## Start
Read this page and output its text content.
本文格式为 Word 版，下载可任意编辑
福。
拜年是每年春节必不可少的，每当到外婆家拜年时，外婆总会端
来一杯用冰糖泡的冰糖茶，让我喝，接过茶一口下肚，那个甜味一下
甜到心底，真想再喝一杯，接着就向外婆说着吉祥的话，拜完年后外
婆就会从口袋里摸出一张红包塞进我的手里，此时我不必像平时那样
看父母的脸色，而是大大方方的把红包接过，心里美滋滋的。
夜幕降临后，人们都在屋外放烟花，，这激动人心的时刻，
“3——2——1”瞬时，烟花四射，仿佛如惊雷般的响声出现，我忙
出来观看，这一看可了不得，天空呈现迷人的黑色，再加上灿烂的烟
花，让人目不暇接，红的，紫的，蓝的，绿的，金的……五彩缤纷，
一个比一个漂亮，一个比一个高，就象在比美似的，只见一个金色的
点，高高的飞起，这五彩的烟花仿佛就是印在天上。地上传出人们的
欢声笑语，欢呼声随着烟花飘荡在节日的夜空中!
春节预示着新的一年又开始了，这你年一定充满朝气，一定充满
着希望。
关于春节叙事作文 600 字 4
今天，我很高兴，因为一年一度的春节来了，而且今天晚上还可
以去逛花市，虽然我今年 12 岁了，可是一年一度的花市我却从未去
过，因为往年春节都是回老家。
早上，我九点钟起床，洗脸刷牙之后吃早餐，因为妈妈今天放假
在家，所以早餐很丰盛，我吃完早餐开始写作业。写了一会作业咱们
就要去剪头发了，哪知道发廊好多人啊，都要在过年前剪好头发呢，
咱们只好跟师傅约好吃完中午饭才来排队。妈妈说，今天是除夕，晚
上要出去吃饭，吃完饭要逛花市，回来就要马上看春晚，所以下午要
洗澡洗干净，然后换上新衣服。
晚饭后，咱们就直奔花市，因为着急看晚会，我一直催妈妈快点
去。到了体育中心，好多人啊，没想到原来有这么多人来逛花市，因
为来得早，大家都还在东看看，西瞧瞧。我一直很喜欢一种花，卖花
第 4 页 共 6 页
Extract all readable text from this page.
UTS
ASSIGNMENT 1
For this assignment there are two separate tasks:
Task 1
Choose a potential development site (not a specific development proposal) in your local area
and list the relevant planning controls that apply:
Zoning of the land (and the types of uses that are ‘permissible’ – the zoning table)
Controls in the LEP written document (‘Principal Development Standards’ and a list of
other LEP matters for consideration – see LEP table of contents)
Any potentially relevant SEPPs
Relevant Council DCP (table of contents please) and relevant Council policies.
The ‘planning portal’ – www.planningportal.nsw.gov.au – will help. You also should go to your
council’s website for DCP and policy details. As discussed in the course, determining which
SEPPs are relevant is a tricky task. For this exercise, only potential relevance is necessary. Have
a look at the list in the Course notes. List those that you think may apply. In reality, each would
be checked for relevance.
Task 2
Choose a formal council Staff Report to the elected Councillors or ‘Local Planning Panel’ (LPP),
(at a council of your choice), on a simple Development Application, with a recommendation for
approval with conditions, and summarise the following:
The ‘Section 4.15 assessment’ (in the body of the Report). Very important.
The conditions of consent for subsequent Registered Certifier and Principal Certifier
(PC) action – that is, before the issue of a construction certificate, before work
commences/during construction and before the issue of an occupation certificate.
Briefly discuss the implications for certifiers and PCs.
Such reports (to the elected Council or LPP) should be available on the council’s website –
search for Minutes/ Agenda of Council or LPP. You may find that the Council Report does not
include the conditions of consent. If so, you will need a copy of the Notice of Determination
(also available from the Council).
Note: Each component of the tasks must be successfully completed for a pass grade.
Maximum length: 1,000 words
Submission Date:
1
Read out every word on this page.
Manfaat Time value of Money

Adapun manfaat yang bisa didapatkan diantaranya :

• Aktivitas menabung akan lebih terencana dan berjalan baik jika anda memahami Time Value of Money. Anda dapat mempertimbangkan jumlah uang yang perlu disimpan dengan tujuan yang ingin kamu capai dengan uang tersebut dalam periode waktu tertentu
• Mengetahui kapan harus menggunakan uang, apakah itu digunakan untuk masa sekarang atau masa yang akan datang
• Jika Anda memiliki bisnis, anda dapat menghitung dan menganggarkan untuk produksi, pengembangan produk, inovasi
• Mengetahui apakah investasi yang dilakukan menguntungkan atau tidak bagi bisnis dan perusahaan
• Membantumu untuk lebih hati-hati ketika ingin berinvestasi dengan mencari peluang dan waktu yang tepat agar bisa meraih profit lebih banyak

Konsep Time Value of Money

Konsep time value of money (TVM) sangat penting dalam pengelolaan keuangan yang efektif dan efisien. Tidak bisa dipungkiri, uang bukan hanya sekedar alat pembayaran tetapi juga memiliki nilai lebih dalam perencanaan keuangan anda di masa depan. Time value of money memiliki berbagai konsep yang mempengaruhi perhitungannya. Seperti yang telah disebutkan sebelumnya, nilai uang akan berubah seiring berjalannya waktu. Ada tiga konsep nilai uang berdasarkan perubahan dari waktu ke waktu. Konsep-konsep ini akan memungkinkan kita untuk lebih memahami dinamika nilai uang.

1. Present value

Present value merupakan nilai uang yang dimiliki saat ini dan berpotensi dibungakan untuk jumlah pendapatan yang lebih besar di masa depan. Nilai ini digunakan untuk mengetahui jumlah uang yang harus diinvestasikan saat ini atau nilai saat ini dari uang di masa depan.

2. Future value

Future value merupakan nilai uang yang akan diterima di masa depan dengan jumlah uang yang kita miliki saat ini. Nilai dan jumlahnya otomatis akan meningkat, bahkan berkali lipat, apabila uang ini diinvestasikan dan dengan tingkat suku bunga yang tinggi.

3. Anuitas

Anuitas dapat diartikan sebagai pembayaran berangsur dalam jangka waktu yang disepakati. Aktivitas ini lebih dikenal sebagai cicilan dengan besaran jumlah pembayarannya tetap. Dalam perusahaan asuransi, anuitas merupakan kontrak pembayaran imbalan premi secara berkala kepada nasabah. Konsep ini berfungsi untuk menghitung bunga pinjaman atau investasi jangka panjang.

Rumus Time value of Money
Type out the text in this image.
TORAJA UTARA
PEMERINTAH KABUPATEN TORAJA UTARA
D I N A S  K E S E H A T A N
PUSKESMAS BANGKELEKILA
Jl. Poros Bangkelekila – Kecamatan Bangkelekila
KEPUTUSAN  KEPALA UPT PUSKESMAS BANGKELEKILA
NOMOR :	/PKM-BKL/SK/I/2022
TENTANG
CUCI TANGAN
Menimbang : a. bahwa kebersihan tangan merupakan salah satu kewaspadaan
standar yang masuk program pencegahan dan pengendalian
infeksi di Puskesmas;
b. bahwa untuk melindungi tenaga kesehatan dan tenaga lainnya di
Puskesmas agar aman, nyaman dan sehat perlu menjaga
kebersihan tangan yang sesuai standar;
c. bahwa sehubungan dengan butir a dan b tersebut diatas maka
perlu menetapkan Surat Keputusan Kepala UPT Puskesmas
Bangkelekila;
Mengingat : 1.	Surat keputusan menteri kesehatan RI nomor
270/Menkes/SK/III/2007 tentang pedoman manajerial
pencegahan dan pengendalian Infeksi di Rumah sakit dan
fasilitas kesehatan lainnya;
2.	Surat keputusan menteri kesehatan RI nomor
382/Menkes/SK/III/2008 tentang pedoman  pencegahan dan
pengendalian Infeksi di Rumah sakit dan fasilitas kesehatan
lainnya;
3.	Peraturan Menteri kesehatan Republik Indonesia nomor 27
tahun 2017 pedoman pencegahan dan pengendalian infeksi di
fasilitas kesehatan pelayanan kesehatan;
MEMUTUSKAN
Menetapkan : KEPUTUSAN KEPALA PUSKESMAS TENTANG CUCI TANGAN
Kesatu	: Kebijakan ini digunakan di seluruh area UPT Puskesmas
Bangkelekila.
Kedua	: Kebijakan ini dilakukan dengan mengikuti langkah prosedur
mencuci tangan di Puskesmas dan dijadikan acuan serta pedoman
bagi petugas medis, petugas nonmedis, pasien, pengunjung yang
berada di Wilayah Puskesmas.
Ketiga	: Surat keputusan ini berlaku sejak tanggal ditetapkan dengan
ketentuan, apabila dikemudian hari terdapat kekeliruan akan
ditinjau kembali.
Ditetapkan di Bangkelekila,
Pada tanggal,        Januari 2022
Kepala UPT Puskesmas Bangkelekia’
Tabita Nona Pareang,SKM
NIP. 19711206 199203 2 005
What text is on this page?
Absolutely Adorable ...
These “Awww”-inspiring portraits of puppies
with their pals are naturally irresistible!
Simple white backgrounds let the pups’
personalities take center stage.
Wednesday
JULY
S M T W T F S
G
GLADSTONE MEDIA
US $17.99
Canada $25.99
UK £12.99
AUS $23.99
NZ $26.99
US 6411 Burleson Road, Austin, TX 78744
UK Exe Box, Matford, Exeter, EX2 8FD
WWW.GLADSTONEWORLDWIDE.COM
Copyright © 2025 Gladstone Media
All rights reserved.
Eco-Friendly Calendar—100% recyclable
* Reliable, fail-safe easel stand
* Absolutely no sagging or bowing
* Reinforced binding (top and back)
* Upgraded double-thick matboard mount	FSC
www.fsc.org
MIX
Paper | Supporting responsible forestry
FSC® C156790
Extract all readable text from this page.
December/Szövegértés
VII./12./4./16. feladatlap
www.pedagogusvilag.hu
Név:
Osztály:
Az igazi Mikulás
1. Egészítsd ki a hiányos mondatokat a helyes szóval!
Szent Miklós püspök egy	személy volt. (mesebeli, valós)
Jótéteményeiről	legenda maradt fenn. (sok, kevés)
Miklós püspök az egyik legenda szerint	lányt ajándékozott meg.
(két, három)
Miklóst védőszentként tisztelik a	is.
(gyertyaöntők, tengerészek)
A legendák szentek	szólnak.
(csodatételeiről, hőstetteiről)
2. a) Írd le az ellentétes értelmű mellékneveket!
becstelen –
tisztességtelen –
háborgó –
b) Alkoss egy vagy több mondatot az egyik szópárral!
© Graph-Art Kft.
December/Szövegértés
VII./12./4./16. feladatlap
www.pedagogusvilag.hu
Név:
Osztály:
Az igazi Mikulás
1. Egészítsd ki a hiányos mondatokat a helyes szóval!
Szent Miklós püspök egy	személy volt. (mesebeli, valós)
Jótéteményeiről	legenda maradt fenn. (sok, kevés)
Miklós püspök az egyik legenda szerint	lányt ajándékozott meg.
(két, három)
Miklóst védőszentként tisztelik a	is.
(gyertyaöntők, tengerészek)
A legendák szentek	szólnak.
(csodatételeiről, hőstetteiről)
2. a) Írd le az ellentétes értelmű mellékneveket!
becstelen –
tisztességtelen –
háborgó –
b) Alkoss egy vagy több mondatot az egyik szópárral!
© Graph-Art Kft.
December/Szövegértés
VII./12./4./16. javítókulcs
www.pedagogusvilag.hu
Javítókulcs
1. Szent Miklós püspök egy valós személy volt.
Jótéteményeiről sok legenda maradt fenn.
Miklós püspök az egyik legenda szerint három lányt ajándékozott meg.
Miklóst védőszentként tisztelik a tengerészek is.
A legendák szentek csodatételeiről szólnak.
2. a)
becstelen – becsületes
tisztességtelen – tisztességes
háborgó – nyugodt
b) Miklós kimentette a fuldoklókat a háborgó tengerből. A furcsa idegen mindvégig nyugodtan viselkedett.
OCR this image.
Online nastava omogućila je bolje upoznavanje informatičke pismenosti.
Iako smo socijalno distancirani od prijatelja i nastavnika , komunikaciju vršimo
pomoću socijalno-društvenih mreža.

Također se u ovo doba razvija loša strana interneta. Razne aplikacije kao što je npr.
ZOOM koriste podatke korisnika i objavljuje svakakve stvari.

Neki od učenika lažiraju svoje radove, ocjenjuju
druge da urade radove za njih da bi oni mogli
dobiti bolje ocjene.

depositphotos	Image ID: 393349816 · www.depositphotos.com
## End
● **THE TASK**
Find the string "bisnis" in the entries above and return each line that holds it.

● **PROBLEM SOLUTION**
• Jika Anda memiliki bisnis, anda dapat menghitung dan menganggarkan untuk produksi, pengembangan produk, inovasi
• Mengetahui apakah investasi yang dilakukan menguntungkan atau tidak bagi bisnis dan perusahaan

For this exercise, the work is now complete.